Problem statement: Which lines include the word "registered"? Copy each of them.

Start of Available data

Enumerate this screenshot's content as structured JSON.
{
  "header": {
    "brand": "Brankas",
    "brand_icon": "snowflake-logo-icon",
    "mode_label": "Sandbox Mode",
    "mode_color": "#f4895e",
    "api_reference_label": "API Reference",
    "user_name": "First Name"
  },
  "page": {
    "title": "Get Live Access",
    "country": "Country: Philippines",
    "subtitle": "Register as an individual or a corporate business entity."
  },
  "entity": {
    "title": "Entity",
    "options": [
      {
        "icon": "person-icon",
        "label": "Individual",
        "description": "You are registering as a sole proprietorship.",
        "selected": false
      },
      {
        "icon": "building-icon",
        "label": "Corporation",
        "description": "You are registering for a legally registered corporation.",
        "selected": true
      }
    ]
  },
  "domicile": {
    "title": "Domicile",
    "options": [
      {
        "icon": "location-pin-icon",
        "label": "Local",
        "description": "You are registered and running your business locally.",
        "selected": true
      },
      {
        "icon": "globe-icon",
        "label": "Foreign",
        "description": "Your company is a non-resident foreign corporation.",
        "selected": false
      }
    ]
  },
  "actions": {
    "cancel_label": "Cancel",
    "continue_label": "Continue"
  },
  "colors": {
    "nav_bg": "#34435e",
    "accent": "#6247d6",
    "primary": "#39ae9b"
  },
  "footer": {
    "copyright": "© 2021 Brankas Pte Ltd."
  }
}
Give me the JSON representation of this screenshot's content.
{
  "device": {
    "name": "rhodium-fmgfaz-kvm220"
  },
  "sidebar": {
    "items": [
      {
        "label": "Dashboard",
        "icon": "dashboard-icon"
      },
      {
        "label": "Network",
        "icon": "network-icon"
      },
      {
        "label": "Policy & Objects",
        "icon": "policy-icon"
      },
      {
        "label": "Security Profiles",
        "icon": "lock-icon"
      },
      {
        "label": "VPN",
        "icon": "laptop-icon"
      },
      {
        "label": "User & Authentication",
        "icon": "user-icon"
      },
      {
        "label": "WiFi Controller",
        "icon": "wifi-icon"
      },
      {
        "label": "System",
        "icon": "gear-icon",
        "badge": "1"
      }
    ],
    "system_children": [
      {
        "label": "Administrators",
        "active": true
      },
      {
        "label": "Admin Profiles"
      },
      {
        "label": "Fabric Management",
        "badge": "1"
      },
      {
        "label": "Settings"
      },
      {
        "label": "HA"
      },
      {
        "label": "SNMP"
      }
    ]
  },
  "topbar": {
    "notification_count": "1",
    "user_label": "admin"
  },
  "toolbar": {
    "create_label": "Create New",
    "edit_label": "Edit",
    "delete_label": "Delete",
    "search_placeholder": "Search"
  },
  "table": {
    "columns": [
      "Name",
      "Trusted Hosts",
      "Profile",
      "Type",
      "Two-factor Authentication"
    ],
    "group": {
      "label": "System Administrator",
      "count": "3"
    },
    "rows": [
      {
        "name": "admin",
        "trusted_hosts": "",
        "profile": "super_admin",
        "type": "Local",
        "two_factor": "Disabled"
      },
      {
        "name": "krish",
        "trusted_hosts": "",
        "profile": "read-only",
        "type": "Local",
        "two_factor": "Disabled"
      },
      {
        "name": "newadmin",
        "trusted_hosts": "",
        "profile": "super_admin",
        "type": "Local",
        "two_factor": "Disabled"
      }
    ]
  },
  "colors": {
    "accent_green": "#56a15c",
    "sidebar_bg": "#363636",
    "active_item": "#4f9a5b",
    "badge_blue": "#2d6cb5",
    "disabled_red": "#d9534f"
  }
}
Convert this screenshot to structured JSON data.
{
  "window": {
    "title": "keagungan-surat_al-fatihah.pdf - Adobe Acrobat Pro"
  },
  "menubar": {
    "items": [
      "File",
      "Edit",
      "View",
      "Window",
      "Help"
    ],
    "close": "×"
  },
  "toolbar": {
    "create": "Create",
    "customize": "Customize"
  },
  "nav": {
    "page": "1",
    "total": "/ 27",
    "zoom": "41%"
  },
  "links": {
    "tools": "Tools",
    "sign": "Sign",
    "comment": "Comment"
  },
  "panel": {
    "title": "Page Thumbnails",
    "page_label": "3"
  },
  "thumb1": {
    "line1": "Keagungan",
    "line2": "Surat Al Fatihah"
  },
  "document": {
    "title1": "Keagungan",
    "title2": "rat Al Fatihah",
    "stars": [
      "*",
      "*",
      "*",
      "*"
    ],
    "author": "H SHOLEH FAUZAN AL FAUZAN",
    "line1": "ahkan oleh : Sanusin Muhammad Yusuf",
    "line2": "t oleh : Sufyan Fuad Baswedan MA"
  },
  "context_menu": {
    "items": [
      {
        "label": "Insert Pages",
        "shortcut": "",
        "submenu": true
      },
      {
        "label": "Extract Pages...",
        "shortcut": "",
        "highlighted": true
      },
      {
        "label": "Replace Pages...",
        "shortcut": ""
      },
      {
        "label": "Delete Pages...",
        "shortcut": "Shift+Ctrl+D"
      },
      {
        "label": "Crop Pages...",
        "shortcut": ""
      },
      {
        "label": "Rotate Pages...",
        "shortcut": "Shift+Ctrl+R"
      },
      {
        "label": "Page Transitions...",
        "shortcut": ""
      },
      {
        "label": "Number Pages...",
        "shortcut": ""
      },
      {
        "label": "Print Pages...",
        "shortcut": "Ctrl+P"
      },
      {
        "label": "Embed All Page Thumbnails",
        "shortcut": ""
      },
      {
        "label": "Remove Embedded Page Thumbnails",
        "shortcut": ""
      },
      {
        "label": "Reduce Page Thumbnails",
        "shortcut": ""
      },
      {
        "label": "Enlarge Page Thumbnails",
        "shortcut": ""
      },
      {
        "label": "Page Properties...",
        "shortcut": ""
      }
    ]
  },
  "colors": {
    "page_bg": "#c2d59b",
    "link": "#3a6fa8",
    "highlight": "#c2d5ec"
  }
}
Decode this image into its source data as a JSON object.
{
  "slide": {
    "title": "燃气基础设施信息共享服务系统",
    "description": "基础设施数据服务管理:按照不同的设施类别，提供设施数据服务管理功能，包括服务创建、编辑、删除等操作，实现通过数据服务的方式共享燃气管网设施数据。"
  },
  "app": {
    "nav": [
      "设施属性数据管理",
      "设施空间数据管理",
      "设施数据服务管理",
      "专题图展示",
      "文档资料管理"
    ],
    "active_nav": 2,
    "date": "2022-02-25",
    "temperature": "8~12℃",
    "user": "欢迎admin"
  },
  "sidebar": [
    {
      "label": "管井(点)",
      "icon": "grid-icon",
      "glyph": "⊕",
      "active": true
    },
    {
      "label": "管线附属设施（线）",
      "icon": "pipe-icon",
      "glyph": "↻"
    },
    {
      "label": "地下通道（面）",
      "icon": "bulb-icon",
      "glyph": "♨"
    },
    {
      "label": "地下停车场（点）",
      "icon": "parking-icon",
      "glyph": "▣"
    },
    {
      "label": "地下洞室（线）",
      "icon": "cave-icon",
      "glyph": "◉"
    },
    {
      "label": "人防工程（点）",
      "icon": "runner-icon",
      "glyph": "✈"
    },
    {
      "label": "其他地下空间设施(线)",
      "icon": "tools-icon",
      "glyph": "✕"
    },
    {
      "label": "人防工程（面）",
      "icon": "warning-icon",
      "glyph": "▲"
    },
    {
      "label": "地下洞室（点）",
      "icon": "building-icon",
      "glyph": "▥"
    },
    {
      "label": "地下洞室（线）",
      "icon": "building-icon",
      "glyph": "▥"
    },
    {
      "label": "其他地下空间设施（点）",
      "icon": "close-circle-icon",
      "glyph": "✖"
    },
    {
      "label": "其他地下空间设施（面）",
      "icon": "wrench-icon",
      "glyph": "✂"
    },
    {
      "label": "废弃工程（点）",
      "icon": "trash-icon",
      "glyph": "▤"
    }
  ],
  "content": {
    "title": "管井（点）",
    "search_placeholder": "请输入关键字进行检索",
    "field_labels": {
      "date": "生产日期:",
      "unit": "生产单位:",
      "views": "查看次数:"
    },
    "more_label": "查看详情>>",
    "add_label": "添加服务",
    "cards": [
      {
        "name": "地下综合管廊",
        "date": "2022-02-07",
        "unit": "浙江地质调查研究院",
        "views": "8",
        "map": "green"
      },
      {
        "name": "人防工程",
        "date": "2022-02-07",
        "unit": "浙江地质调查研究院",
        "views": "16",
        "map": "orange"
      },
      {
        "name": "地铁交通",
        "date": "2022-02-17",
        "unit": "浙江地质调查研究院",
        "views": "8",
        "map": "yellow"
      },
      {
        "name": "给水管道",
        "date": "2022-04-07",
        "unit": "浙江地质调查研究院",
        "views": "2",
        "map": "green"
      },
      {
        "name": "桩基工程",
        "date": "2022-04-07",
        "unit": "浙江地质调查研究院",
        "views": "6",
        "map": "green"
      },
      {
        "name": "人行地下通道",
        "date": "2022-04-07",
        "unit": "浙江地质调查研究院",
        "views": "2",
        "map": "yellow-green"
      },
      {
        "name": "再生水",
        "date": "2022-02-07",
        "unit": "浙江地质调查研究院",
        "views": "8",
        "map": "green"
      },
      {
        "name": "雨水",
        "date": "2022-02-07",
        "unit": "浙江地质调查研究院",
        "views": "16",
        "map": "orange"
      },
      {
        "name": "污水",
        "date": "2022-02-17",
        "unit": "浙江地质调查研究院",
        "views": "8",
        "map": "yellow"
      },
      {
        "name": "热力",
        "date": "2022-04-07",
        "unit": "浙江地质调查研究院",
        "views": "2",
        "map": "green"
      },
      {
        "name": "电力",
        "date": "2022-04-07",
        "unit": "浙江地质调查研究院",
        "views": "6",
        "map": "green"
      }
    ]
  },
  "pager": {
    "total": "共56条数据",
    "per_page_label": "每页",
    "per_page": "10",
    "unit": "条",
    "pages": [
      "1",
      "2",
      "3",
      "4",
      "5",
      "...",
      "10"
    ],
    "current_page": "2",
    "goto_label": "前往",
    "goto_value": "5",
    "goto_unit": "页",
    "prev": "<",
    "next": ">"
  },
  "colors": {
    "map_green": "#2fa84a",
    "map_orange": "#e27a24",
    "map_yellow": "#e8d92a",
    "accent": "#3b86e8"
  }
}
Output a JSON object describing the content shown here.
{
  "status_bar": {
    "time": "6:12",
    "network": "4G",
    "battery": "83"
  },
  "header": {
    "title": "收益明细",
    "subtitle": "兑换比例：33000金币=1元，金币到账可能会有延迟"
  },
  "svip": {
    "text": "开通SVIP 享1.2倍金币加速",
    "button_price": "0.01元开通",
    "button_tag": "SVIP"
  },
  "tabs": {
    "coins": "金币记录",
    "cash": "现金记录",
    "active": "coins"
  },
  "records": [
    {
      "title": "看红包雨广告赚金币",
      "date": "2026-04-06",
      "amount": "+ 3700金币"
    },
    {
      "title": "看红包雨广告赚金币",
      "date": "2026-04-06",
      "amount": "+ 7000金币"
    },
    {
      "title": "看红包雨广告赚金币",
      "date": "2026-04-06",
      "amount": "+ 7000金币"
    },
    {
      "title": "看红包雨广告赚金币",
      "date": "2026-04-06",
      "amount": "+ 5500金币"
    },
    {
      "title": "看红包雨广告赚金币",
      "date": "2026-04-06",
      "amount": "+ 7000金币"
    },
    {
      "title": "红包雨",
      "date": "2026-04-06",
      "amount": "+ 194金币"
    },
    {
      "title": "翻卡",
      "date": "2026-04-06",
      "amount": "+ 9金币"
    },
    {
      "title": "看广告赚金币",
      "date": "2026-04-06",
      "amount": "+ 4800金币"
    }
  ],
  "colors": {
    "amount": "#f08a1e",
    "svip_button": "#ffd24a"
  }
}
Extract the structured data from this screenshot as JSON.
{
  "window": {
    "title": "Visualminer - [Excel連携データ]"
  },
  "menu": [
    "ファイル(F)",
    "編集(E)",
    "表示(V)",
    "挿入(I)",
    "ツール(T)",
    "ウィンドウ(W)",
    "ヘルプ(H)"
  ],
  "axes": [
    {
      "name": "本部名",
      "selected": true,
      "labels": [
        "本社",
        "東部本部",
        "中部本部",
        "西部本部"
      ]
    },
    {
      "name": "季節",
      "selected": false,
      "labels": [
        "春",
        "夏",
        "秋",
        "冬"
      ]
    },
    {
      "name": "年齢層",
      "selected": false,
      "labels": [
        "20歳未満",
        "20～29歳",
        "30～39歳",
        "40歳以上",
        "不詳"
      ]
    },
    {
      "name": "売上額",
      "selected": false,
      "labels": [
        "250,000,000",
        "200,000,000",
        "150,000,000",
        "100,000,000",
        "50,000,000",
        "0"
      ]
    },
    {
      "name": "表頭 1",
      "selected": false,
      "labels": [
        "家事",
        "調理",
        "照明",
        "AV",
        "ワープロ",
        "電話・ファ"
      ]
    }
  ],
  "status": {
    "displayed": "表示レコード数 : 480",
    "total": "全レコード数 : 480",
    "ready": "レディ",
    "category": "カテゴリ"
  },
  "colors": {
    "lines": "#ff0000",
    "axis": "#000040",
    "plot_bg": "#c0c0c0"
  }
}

End of Available data

Complete answer:
        "description": "You are registering for a legally registered corporation.",
        "description": "You are registered and running your business locally.",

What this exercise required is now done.